Segment Start: RECORDED DATA
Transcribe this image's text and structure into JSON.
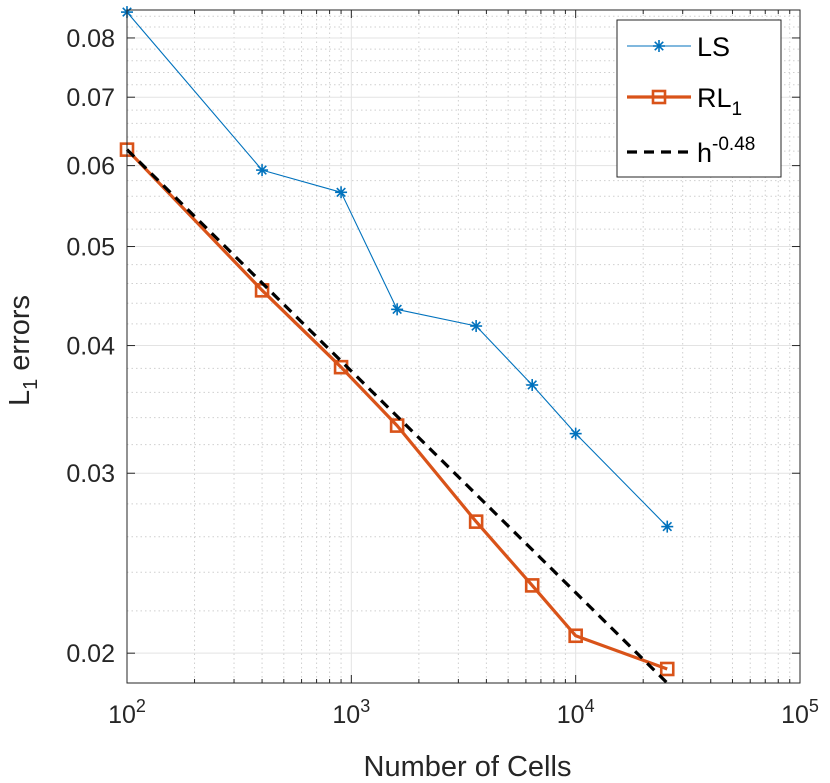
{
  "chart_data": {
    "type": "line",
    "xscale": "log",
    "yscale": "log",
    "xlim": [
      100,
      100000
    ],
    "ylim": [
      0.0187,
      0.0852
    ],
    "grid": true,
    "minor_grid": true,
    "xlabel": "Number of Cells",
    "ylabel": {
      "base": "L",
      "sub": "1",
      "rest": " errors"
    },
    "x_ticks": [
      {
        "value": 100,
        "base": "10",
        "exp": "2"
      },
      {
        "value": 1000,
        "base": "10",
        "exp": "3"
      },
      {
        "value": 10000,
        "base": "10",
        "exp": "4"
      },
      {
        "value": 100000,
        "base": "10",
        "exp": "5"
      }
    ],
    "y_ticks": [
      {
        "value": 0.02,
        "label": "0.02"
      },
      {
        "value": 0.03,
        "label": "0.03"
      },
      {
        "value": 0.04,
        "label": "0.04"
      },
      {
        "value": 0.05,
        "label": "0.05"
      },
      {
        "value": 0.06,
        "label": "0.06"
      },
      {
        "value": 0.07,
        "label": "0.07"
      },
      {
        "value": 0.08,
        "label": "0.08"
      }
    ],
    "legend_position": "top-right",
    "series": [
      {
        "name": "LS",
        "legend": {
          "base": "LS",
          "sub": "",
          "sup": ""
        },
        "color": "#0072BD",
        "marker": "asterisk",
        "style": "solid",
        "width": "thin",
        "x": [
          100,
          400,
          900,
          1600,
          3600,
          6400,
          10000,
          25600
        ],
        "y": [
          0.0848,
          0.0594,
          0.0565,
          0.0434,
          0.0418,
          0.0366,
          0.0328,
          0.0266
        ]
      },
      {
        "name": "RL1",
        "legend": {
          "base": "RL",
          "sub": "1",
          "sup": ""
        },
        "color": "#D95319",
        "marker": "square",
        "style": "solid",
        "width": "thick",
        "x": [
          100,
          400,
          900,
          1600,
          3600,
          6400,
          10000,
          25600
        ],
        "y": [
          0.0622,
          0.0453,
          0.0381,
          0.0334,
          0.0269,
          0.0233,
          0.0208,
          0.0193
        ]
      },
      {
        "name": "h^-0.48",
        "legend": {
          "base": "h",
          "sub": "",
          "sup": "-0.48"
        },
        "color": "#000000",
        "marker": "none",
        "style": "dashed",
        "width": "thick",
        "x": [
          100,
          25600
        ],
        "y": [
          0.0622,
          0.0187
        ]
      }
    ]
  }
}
Segment End: RECORDED DATA
Show all lines from the data that contain "color".

EXPECTED ANSWER:
        "color": "#0072BD",
        "color": "#D95319",
        "color": "#000000",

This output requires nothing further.